Consigne 1:
Selon le texte fourni sur Daumier, en quelle année reçoit-il une pension de l'État ?

En 1848, au début la Seconde République, l’artiste se met à la peinture. Fervent républicain, sa toile La République nourrissant ses enfants et les instruisant est parmi les finalistes d’un concours de peinture. Des commandes officielles s’ensuivent et il participe au Salon avec Le Meunier, son fils et l’âne. Mais après des premiers mois utopiques, le climat politique et social se dégrade. Il revient à la caricature et crée en 1851 la statue de « Ratapoil », personnage préfigurant le coup d’État de Louis-Napoléon en décembre de la même année.
Le renversement de la République et l’avènement du Second Empire ne le gênent pas pour peindre, au contraire ! Il se lie d’amitié avec les peintres de Barbizon, Camille Corot, Jean-François Millet et Théodore Rousseau. Son style évolue, préfigurant les impressionnistes. Cette activité de peintre et de sculpteur ne l’empêche pas de continuer à publier de nombreuses lithographies dans les journaux. C’est un travailleur acharné, toujours inspiré.
« Daumier a quelques rapports avec Molière. Comme lui, il va droit au but. L’idée se dégage d’emblée. On regarde, on a compris »
Charles BAUDELAIRE (1821-1867), Curiosités esthétiques ; L’art romantique et autres œuvres critiques. VII. Quelques caricaturistes français en 1857
Bel hommage du génie au génie : « Je veux parler maintenant de l’un des hommes les plus importants, je ne dirai pas seulement de la caricature, mais encore de l’art moderne, d’un homme qui, tous les matins, divertit la population parisienne, qui, chaque jour, satisfait aux besoins de la gaieté publique et lui donne sa pâture. Le bourgeois, l’homme d’affaires, le gamin, la femme, rient et passent souvent, les ingrats ! sans regarder le nom. Jusqu’à présent les artistes seuls ont compris tout ce qu’il y a de sérieux là-dedans, et que c’est vraiment matière à une étude. On devine qu’il s’agit de Daumier. »
Se consacrant tout entier à la peinture et à la sculpture en 1860, Daumier ne peut en vivre. Il réintègre Le Charivari en décembre 1863. En 1865, il quitte Paris pour vivre avec sa femme à Valmondois (Val-d’Oise) dans une maison au centre du village mise à sa disposition par Corot sur l’insistance d’un ami sculpteur. Mais sa vue baisse, les problèmes financiers s’accumulent. En 1871, il publie des lithographies particulièrement sombres sur la guerre avec la Prusse. Ses dernières lithos paraissent dans Le Charivari en 1872. En 1877, il reçoit une pension de l’État.
Avril 1878, une rétrospective de ses œuvres est organisée par la galerie Durand-Ruel (marchand d’art promoteur des impressionnistes) et présidée par Victor Hugo (véritable monument vivant). Devenu complètement aveugle, Daumier ne vient pas. Le public non plus… La BNF est dépositaire de ses quelque 4000 caricatures. En 2008, une rétrospective de 200 titres montre la modernité, l’originalité de l’artiste rebelle et grinçant. Surnommé le « Michel-Ange de la caricature », il restera dans les esprits comme un dessinateur de presse.

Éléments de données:
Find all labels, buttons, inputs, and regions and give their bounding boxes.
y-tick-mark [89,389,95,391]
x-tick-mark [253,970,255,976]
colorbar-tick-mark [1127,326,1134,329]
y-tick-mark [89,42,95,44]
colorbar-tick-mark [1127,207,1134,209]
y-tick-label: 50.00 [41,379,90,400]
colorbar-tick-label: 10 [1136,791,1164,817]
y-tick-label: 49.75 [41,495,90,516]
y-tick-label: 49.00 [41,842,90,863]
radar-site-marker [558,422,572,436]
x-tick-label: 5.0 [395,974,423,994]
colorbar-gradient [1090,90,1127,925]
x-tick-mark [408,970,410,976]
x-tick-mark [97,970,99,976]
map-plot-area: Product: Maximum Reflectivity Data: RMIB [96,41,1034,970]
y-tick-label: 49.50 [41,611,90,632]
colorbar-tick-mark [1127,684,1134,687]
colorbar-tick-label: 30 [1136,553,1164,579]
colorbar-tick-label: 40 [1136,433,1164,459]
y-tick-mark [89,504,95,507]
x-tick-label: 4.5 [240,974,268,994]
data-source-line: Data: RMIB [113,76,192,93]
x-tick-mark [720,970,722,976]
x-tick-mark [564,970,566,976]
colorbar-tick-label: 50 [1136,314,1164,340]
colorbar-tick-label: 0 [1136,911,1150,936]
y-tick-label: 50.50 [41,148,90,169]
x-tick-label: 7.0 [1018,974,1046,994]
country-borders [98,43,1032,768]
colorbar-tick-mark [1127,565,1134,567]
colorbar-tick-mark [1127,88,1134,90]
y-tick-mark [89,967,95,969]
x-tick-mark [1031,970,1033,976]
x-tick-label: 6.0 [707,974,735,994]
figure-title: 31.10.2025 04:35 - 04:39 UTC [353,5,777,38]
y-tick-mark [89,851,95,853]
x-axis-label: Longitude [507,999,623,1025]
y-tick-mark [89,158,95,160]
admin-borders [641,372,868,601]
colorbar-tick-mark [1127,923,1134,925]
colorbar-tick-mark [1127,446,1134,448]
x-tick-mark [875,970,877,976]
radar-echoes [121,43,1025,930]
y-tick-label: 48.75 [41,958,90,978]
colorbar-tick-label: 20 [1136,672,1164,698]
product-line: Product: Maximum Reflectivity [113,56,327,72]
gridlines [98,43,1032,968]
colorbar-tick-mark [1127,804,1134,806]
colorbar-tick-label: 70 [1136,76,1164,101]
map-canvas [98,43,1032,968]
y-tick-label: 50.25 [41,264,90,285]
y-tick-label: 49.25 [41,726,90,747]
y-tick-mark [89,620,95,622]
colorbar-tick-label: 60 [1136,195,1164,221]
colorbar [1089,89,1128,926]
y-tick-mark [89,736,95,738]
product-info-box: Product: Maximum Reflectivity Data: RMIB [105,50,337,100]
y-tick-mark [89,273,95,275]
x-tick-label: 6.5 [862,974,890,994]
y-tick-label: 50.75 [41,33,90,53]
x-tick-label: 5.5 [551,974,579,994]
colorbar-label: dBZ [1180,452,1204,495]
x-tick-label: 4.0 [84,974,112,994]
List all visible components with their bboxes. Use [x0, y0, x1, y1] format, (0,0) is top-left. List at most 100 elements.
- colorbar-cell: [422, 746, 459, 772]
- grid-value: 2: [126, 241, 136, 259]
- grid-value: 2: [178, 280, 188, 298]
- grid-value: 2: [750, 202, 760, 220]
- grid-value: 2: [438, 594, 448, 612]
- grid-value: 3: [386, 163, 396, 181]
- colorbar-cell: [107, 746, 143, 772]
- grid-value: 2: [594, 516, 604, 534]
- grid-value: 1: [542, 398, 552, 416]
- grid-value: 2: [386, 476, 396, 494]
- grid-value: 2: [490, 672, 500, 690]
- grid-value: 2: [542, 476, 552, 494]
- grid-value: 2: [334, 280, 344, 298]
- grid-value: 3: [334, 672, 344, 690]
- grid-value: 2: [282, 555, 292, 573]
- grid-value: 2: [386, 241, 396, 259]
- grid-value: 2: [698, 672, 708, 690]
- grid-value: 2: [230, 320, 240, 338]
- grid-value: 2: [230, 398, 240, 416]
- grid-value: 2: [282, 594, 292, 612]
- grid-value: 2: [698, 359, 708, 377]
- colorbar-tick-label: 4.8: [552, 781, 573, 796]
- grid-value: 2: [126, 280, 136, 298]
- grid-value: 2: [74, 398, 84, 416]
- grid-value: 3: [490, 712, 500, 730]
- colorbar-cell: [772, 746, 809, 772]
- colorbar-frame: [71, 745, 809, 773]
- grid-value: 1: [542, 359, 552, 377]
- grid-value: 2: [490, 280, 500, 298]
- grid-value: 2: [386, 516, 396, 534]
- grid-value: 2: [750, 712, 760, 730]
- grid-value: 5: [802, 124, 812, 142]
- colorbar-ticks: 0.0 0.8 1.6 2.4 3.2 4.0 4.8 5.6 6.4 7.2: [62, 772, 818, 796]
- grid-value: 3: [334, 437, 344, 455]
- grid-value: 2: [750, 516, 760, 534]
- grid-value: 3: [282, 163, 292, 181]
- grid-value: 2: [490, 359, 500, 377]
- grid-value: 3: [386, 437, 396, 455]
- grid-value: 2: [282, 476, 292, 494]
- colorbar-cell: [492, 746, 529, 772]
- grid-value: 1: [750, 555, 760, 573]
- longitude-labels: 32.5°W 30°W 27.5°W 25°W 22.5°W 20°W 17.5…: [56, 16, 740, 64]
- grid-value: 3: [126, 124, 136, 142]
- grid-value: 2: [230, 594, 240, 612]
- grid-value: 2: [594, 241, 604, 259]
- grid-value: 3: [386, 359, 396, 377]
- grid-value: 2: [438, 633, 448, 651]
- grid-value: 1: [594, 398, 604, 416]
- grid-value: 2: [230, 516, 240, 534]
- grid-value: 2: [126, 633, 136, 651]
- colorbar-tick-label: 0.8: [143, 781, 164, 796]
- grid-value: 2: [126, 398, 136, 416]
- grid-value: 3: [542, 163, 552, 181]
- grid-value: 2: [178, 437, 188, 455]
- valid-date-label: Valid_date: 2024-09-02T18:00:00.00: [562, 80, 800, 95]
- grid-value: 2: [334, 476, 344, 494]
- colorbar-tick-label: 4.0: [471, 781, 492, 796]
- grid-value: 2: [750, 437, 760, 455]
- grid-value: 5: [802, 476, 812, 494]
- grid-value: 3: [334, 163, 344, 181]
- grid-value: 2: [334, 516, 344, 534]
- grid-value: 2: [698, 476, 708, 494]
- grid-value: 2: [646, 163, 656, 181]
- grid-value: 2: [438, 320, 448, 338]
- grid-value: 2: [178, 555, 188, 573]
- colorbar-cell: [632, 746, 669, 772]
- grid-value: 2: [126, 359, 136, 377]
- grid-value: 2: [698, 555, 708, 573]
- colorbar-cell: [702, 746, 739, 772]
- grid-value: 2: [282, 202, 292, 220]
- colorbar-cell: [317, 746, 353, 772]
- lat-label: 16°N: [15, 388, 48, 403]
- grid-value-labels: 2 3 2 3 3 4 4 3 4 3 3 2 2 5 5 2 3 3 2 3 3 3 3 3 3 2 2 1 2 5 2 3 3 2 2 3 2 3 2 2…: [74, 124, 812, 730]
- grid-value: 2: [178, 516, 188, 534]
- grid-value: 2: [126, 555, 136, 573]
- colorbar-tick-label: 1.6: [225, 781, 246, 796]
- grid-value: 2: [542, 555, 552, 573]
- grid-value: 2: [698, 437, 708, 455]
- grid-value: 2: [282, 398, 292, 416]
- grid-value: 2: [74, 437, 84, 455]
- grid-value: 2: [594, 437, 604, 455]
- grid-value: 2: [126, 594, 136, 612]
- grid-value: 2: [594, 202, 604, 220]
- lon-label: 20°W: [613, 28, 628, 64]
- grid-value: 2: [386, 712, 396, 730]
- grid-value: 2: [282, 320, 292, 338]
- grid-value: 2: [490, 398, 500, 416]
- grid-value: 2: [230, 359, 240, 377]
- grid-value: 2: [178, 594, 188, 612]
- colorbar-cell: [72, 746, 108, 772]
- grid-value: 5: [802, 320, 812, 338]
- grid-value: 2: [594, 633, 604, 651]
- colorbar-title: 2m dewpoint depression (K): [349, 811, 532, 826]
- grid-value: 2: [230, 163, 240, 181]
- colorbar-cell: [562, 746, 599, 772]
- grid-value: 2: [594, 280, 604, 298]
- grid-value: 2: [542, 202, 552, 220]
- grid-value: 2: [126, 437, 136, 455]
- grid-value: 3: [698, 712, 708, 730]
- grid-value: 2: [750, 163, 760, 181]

Consigne 2:
Renommez « colorbar-tick-mark » en « scale-tick-mark » dans les enregistrements, depuis leur début jusqu'à la ligne contenant « colorbar-tick-label: 70 [1136,76,1164,101] » incluse, puis réécrivez uniquement ces lignes sans rien y changer d'autre.

Solution 1:
En 1877.

Solution 2:
Find all labels, buttons, inputs, and regions and give their bounding boxes.
y-tick-mark [89,389,95,391]
x-tick-mark [253,970,255,976]
scale-tick-mark [1127,326,1134,329]
y-tick-mark [89,42,95,44]
scale-tick-mark [1127,207,1134,209]
y-tick-label: 50.00 [41,379,90,400]
colorbar-tick-label: 10 [1136,791,1164,817]
y-tick-label: 49.75 [41,495,90,516]
y-tick-label: 49.00 [41,842,90,863]
radar-site-marker [558,422,572,436]
x-tick-label: 5.0 [395,974,423,994]
colorbar-gradient [1090,90,1127,925]
x-tick-mark [408,970,410,976]
x-tick-mark [97,970,99,976]
map-plot-area: Product: Maximum Reflectivity Data: RMIB [96,41,1034,970]
y-tick-label: 49.50 [41,611,90,632]
scale-tick-mark [1127,684,1134,687]
colorbar-tick-label: 30 [1136,553,1164,579]
colorbar-tick-label: 40 [1136,433,1164,459]
y-tick-mark [89,504,95,507]
x-tick-label: 4.5 [240,974,268,994]
data-source-line: Data: RMIB [113,76,192,93]
x-tick-mark [720,970,722,976]
x-tick-mark [564,970,566,976]
colorbar-tick-label: 50 [1136,314,1164,340]
colorbar-tick-label: 0 [1136,911,1150,936]
y-tick-label: 50.50 [41,148,90,169]
x-tick-label: 7.0 [1018,974,1046,994]
country-borders [98,43,1032,768]
scale-tick-mark [1127,565,1134,567]
scale-tick-mark [1127,88,1134,90]
y-tick-mark [89,967,95,969]
x-tick-mark [1031,970,1033,976]
x-tick-label: 6.0 [707,974,735,994]
figure-title: 31.10.2025 04:35 - 04:39 UTC [353,5,777,38]
y-tick-mark [89,851,95,853]
x-axis-label: Longitude [507,999,623,1025]
y-tick-mark [89,158,95,160]
admin-borders [641,372,868,601]
scale-tick-mark [1127,923,1134,925]
scale-tick-mark [1127,446,1134,448]
x-tick-mark [875,970,877,976]
radar-echoes [121,43,1025,930]
y-tick-label: 48.75 [41,958,90,978]
colorbar-tick-label: 20 [1136,672,1164,698]
product-line: Product: Maximum Reflectivity [113,56,327,72]
gridlines [98,43,1032,968]
scale-tick-mark [1127,804,1134,806]
colorbar-tick-label: 70 [1136,76,1164,101]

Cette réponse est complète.